Saved entries:
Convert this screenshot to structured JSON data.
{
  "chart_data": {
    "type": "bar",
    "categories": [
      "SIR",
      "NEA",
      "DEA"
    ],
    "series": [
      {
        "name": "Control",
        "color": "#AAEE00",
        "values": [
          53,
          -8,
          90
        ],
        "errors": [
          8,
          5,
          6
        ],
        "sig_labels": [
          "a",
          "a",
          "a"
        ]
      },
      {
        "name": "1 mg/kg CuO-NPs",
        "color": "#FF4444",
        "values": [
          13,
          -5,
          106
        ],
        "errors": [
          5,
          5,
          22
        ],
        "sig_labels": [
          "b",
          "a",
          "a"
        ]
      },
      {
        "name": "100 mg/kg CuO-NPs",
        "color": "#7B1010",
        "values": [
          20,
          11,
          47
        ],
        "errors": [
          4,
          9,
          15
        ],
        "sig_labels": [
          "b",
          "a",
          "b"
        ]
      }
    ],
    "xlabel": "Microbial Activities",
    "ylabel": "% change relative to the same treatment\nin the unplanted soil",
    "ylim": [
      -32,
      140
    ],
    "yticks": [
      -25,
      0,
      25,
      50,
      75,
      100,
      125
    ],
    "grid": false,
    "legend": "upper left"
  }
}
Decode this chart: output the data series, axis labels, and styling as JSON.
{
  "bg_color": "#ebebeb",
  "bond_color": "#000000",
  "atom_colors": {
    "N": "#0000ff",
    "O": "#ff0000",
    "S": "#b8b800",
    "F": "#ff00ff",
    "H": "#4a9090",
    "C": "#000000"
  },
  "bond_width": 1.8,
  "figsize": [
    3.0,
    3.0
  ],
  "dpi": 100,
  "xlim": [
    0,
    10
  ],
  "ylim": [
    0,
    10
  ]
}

• [Exercise aim]: Within the entries above, report how many lines include "JSON", and keep the answer to the number.

• [Task result]: 2